- _Given task_
In the entries below, count every line with the word "образовательных". Return only the count.

- _Supplied material_
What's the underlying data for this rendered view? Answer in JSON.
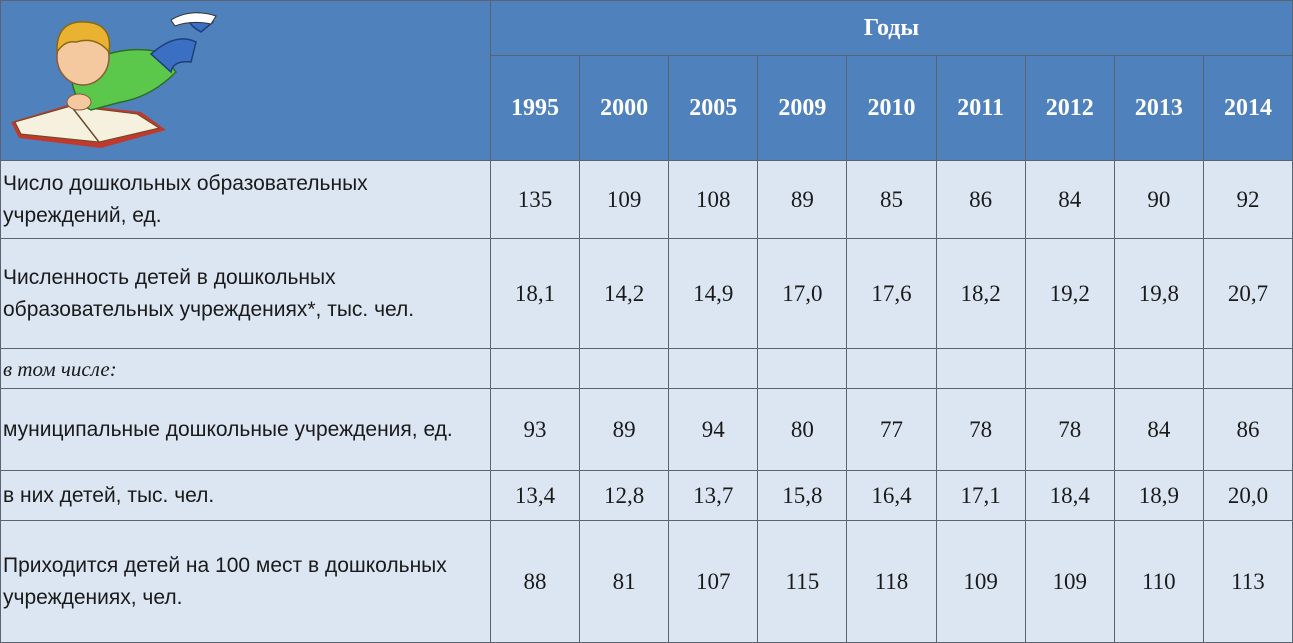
{
  "header": {
    "title": "Годы",
    "years": [
      1995,
      2000,
      2005,
      2009,
      2010,
      2011,
      2012,
      2013,
      2014
    ]
  },
  "table": {
    "rows": [
      {
        "label": "Число дошкольных образовательных учреждений, ед.",
        "values": [
          135,
          109,
          108,
          89,
          85,
          86,
          84,
          90,
          92
        ]
      },
      {
        "label": "Численность детей в дошкольных образовательных учреждениях*, тыс. чел.",
        "values": [
          "18,1",
          "14,2",
          "14,9",
          "17,0",
          "17,6",
          "18,2",
          "19,2",
          "19,8",
          "20,7"
        ]
      },
      {
        "label": "в том числе:"
      },
      {
        "label": "муниципальные дошкольные учреждения, ед.",
        "values": [
          93,
          89,
          94,
          80,
          77,
          78,
          78,
          84,
          86
        ]
      },
      {
        "label": "в них детей, тыс. чел.",
        "values": [
          "13,4",
          "12,8",
          "13,7",
          "15,8",
          "16,4",
          "17,1",
          "18,4",
          "18,9",
          "20,0"
        ]
      },
      {
        "label": "Приходится детей на 100 мест в дошкольных учреждениях, чел.",
        "values": [
          88,
          81,
          107,
          115,
          118,
          109,
          109,
          110,
          113
        ]
      }
    ]
  }
}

- _Correct result_
2